▶ _Source material_:

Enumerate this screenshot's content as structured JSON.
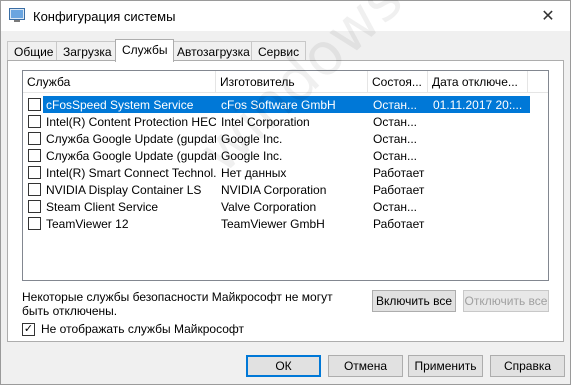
{
  "window": {
    "title": "Конфигурация системы",
    "close_glyph": "✕"
  },
  "tabs": [
    {
      "label": "Общие"
    },
    {
      "label": "Загрузка"
    },
    {
      "label": "Службы"
    },
    {
      "label": "Автозагрузка"
    },
    {
      "label": "Сервис"
    }
  ],
  "active_tab": "Службы",
  "columns": [
    "Служба",
    "Изготовитель",
    "Состоя...",
    "Дата отключе..."
  ],
  "services": [
    {
      "name": "cFosSpeed System Service",
      "vendor": "cFos Software GmbH",
      "status": "Остан...",
      "date": "01.11.2017 20:...",
      "checked": false,
      "selected": true
    },
    {
      "name": "Intel(R) Content Protection HEC...",
      "vendor": "Intel Corporation",
      "status": "Остан...",
      "date": "",
      "checked": false,
      "selected": false
    },
    {
      "name": "Служба Google Update (gupdate)",
      "vendor": "Google Inc.",
      "status": "Остан...",
      "date": "",
      "checked": false,
      "selected": false
    },
    {
      "name": "Служба Google Update (gupdat...",
      "vendor": "Google Inc.",
      "status": "Остан...",
      "date": "",
      "checked": false,
      "selected": false
    },
    {
      "name": "Intel(R) Smart Connect Technol...",
      "vendor": "Нет данных",
      "status": "Работает",
      "date": "",
      "checked": false,
      "selected": false
    },
    {
      "name": "NVIDIA Display Container LS",
      "vendor": "NVIDIA Corporation",
      "status": "Работает",
      "date": "",
      "checked": false,
      "selected": false
    },
    {
      "name": "Steam Client Service",
      "vendor": "Valve Corporation",
      "status": "Остан...",
      "date": "",
      "checked": false,
      "selected": false
    },
    {
      "name": "TeamViewer 12",
      "vendor": "TeamViewer GmbH",
      "status": "Работает",
      "date": "",
      "checked": false,
      "selected": false
    }
  ],
  "note": "Некоторые службы безопасности Майкрософт не могут быть отключены.",
  "buttons": {
    "enable_all": "Включить все",
    "disable_all": "Отключить все",
    "ok": "ОК",
    "cancel": "Отмена",
    "apply": "Применить",
    "help": "Справка"
  },
  "hide_ms": {
    "label": "Не отображать службы Майкрософт",
    "checked": true,
    "check_glyph": "✓"
  },
  "watermark": "windowsten.ru",
  "colors": {
    "selection": "#0078d7",
    "window_bg": "#f0f0f0"
  }
}
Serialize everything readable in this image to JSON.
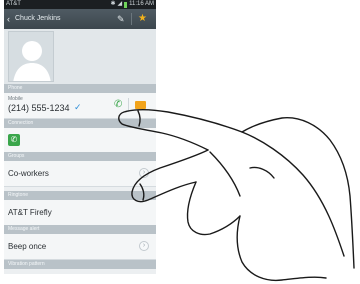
{
  "status_bar": {
    "carrier": "AT&T",
    "time": "11:16 AM"
  },
  "action_bar": {
    "back_icon": "chevron-left",
    "title": "Chuck Jenkins",
    "edit_icon": "pencil",
    "favorite_icon": "star"
  },
  "sections": {
    "phone": "Phone",
    "connection": "Connection",
    "groups": "Groups",
    "ringtone": "Ringtone",
    "message_alert": "Message alert",
    "vibration_pattern": "Vibration pattern"
  },
  "phone_entry": {
    "type": "Mobile",
    "number": "(214) 555-1234",
    "call_icon": "phone-icon",
    "message_icon": "message-icon"
  },
  "connection_icon": "phone-app-icon",
  "groups_value": "Co-workers",
  "ringtone_value": "AT&T Firefly",
  "message_alert_value": "Beep once",
  "colors": {
    "accent_green": "#3aa64b",
    "accent_orange": "#f1a31a",
    "star_gold": "#f2b21b",
    "check_blue": "#2f8fd8"
  }
}
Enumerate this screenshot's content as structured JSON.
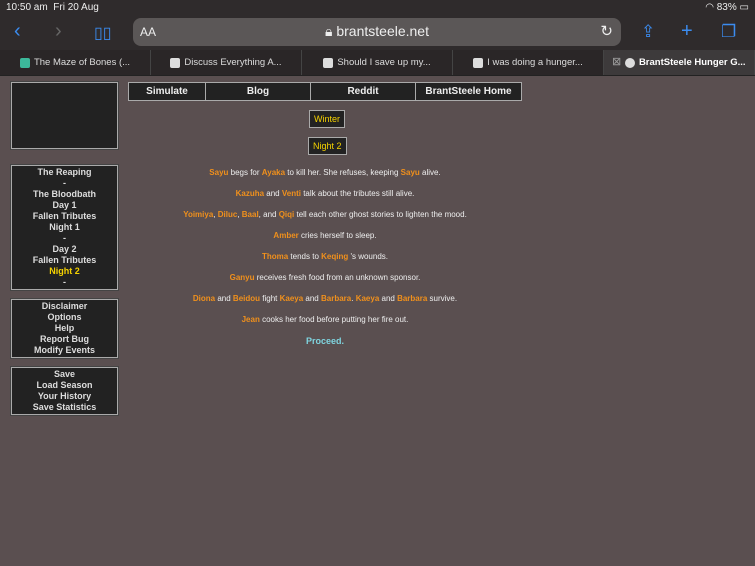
{
  "status": {
    "time": "10:50 am",
    "date": "Fri 20 Aug",
    "battery": "83%"
  },
  "browser": {
    "aa": "AA",
    "host": "brantsteele.net",
    "tabs": [
      {
        "title": "The Maze of Bones (..."
      },
      {
        "title": "Discuss Everything A..."
      },
      {
        "title": "Should I save up my..."
      },
      {
        "title": "I was doing a hunger..."
      },
      {
        "title": "BrantSteele Hunger G..."
      }
    ]
  },
  "nav": [
    "Simulate",
    "Blog",
    "Reddit",
    "BrantSteele Home"
  ],
  "sidebar": {
    "phases": [
      "The Reaping",
      "-",
      "The Bloodbath",
      "Day 1",
      "Fallen Tributes",
      "Night 1",
      "-",
      "Day 2",
      "Fallen Tributes",
      "Night 2",
      "-"
    ],
    "current_index": 9,
    "info": [
      "Disclaimer",
      "Options",
      "Help",
      "Report Bug",
      "Modify Events"
    ],
    "save": [
      "Save",
      "Load Season",
      "Your History",
      "Save Statistics"
    ]
  },
  "arena": "Winter",
  "phase": "Night 2",
  "events": [
    [
      [
        "Sayu",
        1
      ],
      [
        " begs for ",
        0
      ],
      [
        "Ayaka",
        1
      ],
      [
        " to kill her. She refuses, keeping ",
        0
      ],
      [
        "Sayu",
        1
      ],
      [
        " alive.",
        0
      ]
    ],
    [
      [
        "Kazuha",
        1
      ],
      [
        " and ",
        0
      ],
      [
        "Venti",
        1
      ],
      [
        " talk about the tributes still alive.",
        0
      ]
    ],
    [
      [
        "Yoimiya",
        1
      ],
      [
        ", ",
        0
      ],
      [
        "Diluc",
        1
      ],
      [
        ", ",
        0
      ],
      [
        "Baal",
        1
      ],
      [
        ", and ",
        0
      ],
      [
        "Qiqi",
        1
      ],
      [
        " tell each other ghost stories to lighten the mood.",
        0
      ]
    ],
    [
      [
        "Amber",
        1
      ],
      [
        " cries herself to sleep.",
        0
      ]
    ],
    [
      [
        "Thoma",
        1
      ],
      [
        " tends to ",
        0
      ],
      [
        "Keqing",
        1
      ],
      [
        " 's wounds.",
        0
      ]
    ],
    [
      [
        "Ganyu",
        1
      ],
      [
        " receives fresh food from an unknown sponsor.",
        0
      ]
    ],
    [
      [
        "Diona",
        1
      ],
      [
        " and ",
        0
      ],
      [
        "Beidou",
        1
      ],
      [
        " fight ",
        0
      ],
      [
        "Kaeya",
        1
      ],
      [
        " and ",
        0
      ],
      [
        "Barbara",
        1
      ],
      [
        ". ",
        0
      ],
      [
        "Kaeya",
        1
      ],
      [
        " and ",
        0
      ],
      [
        "Barbara",
        1
      ],
      [
        " survive.",
        0
      ]
    ],
    [
      [
        "Jean",
        1
      ],
      [
        " cooks her food before putting her fire out.",
        0
      ]
    ]
  ],
  "proceed": "Proceed."
}
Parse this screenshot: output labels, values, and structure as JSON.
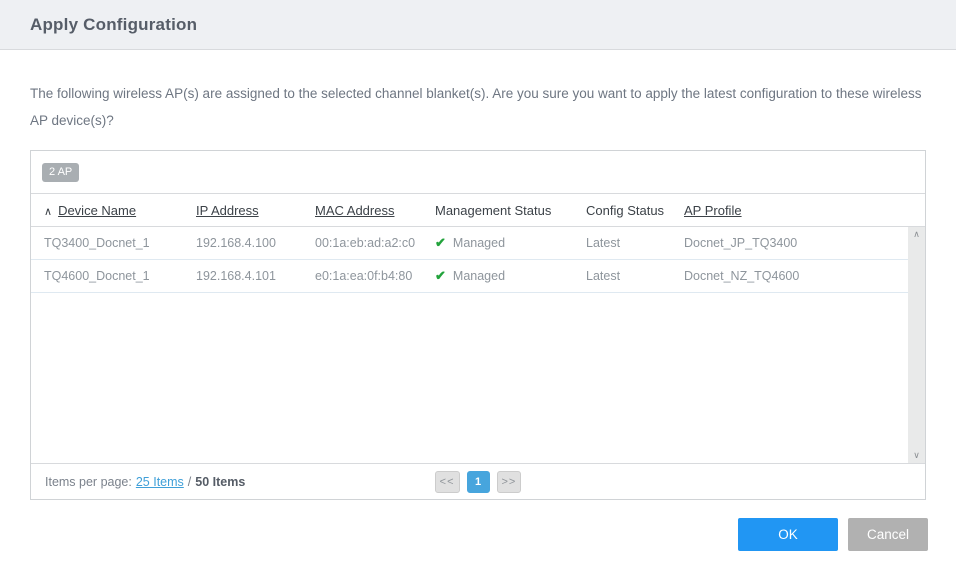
{
  "dialog": {
    "title": "Apply Configuration",
    "message": "The following wireless AP(s) are assigned to the selected channel blanket(s). Are you sure you want to apply the latest configuration to these wireless AP device(s)?"
  },
  "icons": {
    "sort_ascending": "∧",
    "managed_check": "✔",
    "scroll_up": "∧",
    "scroll_down": "∨"
  },
  "table": {
    "badge": "2 AP",
    "columns": [
      {
        "label": "Device Name"
      },
      {
        "label": "IP Address"
      },
      {
        "label": "MAC Address"
      },
      {
        "label": "Management Status"
      },
      {
        "label": "Config Status"
      },
      {
        "label": "AP Profile"
      }
    ],
    "rows": [
      {
        "device_name": "TQ3400_Docnet_1",
        "ip_address": "192.168.4.100",
        "mac_address": "00:1a:eb:ad:a2:c0",
        "management_status": "Managed",
        "config_status": "Latest",
        "ap_profile": "Docnet_JP_TQ3400"
      },
      {
        "device_name": "TQ4600_Docnet_1",
        "ip_address": "192.168.4.101",
        "mac_address": "e0:1a:ea:0f:b4:80",
        "management_status": "Managed",
        "config_status": "Latest",
        "ap_profile": "Docnet_NZ_TQ4600"
      }
    ],
    "pagination": {
      "items_per_page_label": "Items per page:",
      "items_per_page_value": "25 Items",
      "separator": "/",
      "total_items": "50 Items",
      "prev_label": "<<",
      "current_page": "1",
      "next_label": ">>"
    }
  },
  "footer": {
    "ok_label": "OK",
    "cancel_label": "Cancel"
  },
  "colors": {
    "accent_blue": "#2196f3",
    "pager_active_blue": "#47a5dd",
    "link_blue": "#3f9fd8",
    "check_green": "#23a33c",
    "cancel_gray": "#b1b1b1",
    "titlebar_bg": "#eef0f3"
  }
}
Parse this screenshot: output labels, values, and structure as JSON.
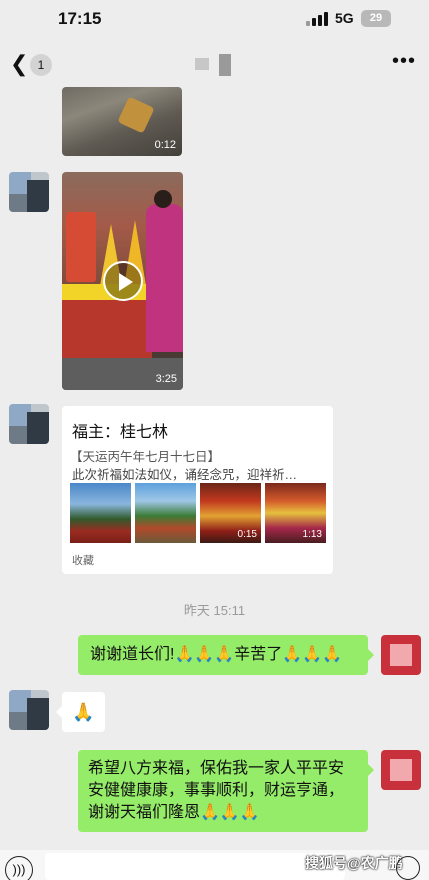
{
  "status_bar": {
    "time": "17:15",
    "network": "5G",
    "battery": "29"
  },
  "nav": {
    "back_count": "1"
  },
  "videos": [
    {
      "duration": "0:12"
    },
    {
      "duration": "3:25"
    }
  ],
  "card": {
    "title": "福主：桂七林",
    "date": "【天运丙午年七月十七日】",
    "description": "此次祈福如法如仪，诵经念咒，迎祥祈…",
    "thumbs": [
      {
        "duration": ""
      },
      {
        "duration": ""
      },
      {
        "duration": "0:15"
      },
      {
        "duration": "1:13"
      }
    ],
    "source": "收藏"
  },
  "timestamp": "昨天 15:11",
  "messages": {
    "thanks": "谢谢道长们!🙏🙏🙏辛苦了🙏🙏🙏",
    "reply_emoji": "🙏",
    "wish": "希望八方来福，保佑我一家人平平安安健健康康，事事顺利，财运亨通，谢谢天福们隆恩🙏🙏🙏"
  },
  "watermark": "搜狐号@农广鹏"
}
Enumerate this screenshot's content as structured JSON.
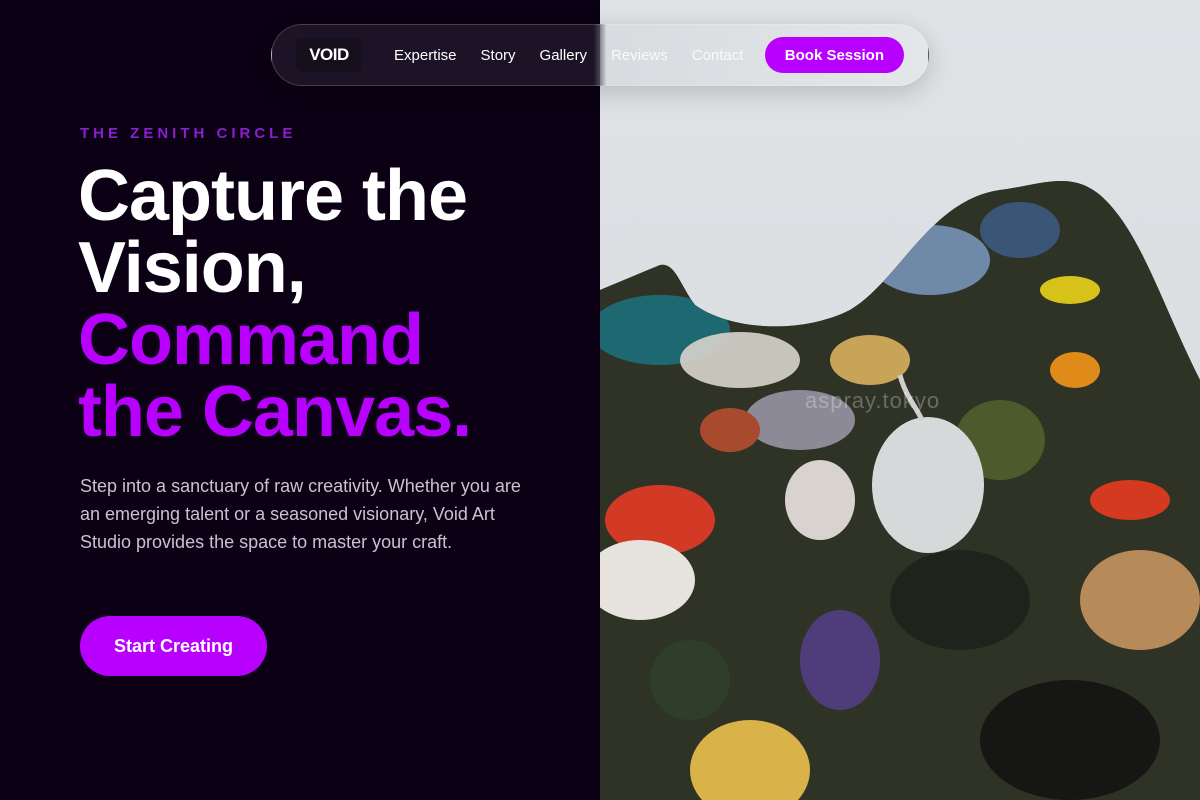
{
  "brand": {
    "logo_text": "VOID"
  },
  "nav": {
    "links": [
      {
        "label": "Expertise"
      },
      {
        "label": "Story"
      },
      {
        "label": "Gallery"
      },
      {
        "label": "Reviews"
      },
      {
        "label": "Contact"
      }
    ],
    "cta_label": "Book Session"
  },
  "hero": {
    "eyebrow": "THE ZENITH CIRCLE",
    "headline_line1": "Capture the",
    "headline_line2": "Vision,",
    "headline_line3": "Command",
    "headline_line4": "the Canvas.",
    "description": "Step into a sanctuary of raw creativity. Whether you are an emerging talent or a seasoned visionary, Void Art Studio provides the space to master your craft.",
    "cta_label": "Start Creating"
  },
  "image": {
    "watermark": "aspray.tokyo",
    "subject": "paint-palette-photo"
  },
  "colors": {
    "accent": "#b800ff",
    "background": "#0b0014",
    "eyebrow": "#8a1fd0"
  }
}
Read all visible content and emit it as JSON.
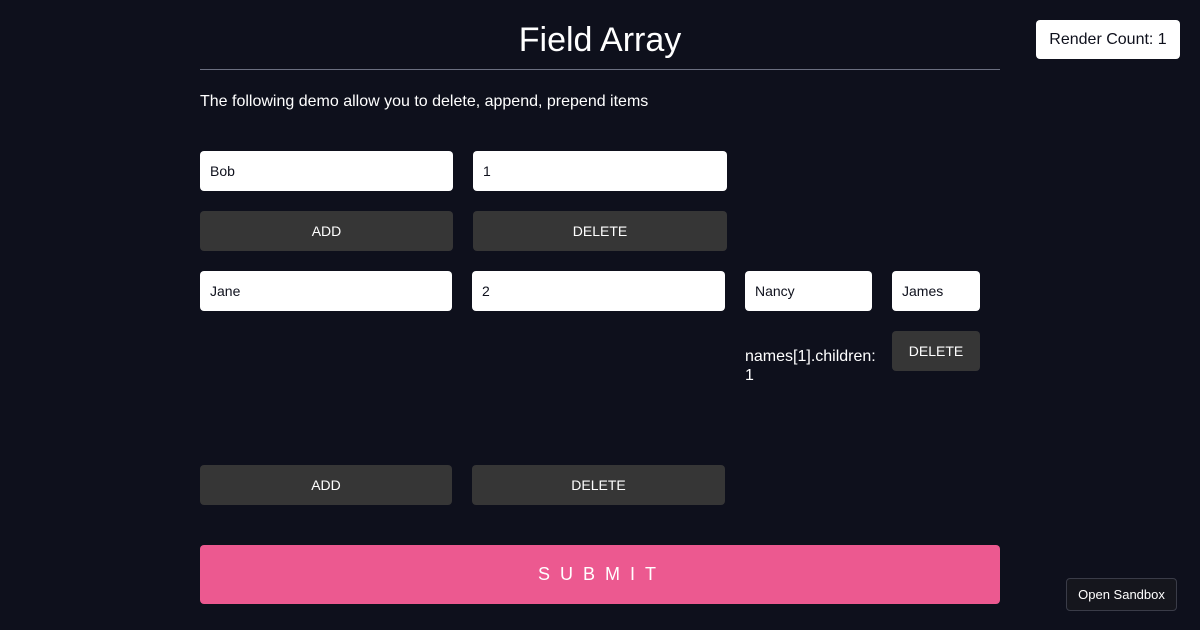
{
  "header": {
    "title": "Field Array",
    "render_count": "Render Count: 1"
  },
  "description": "The following demo allow you to delete, append, prepend items",
  "rows": [
    {
      "name_value": "Bob",
      "number_value": "1",
      "add_label": "ADD",
      "delete_label": "DELETE"
    },
    {
      "name_value": "Jane",
      "number_value": "2",
      "children": [
        {
          "value": "Nancy"
        },
        {
          "value": "James"
        }
      ],
      "children_label": "names[1].children: 1",
      "child_delete_label": "DELETE",
      "add_label": "ADD",
      "delete_label": "DELETE"
    }
  ],
  "submit_label": "SUBMIT",
  "sandbox_label": "Open Sandbox",
  "colors": {
    "background": "#0e101c",
    "submit": "#ec5990",
    "button": "#363636",
    "input": "#ffffff"
  }
}
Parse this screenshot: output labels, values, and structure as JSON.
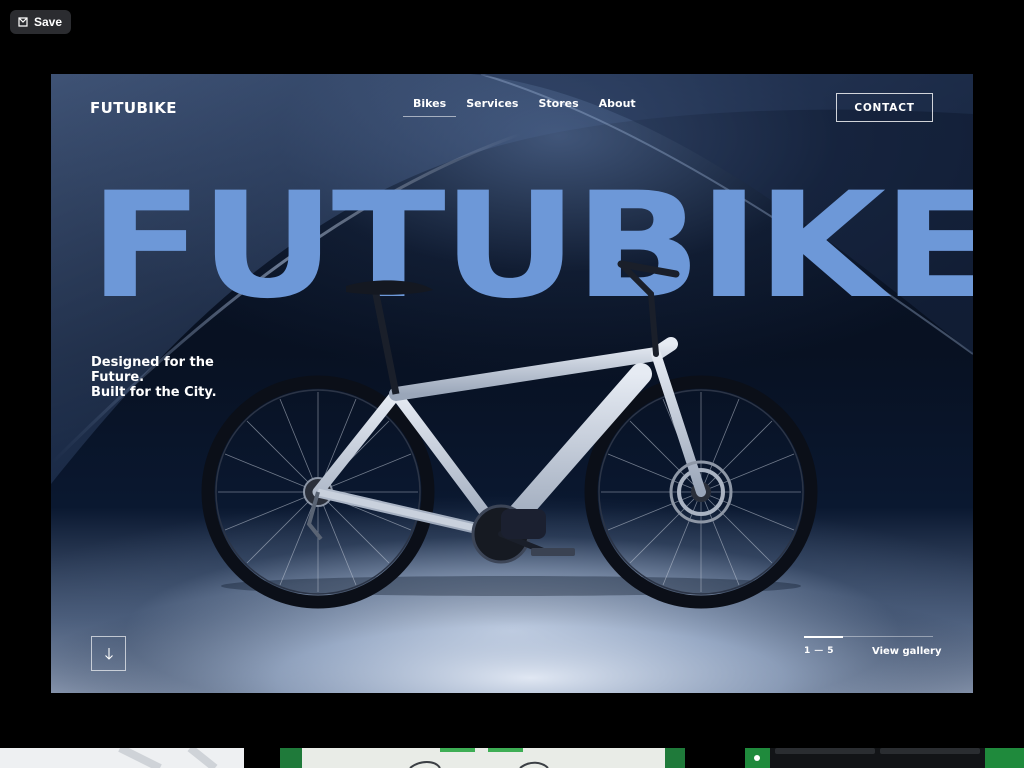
{
  "toolbar": {
    "save_label": "Save",
    "save_icon": "save-icon"
  },
  "hero": {
    "brand": "FUTUBIKE",
    "big_word": "FUTUBIKE",
    "nav": [
      {
        "label": "Bikes",
        "active": true
      },
      {
        "label": "Services",
        "active": false
      },
      {
        "label": "Stores",
        "active": false
      },
      {
        "label": "About",
        "active": false
      }
    ],
    "contact_label": "CONTACT",
    "tagline": [
      "Designed for the",
      "Future.",
      "Built for the City."
    ],
    "scroll_icon": "arrow-down-icon",
    "pager": {
      "current": "1",
      "separator": "—",
      "total": "5",
      "progress": 0.3
    },
    "gallery_label": "View gallery"
  },
  "colors": {
    "accent": "#6d98d8",
    "background": "#000000",
    "hero_dark": "#081122",
    "save_pill": "#2b2c30"
  }
}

▶ _To do_: Review the material and copy each line in which the word "image" appears.

▶ _Exercise result_:
Serialize everything readable in this image to JSON.
  "image": {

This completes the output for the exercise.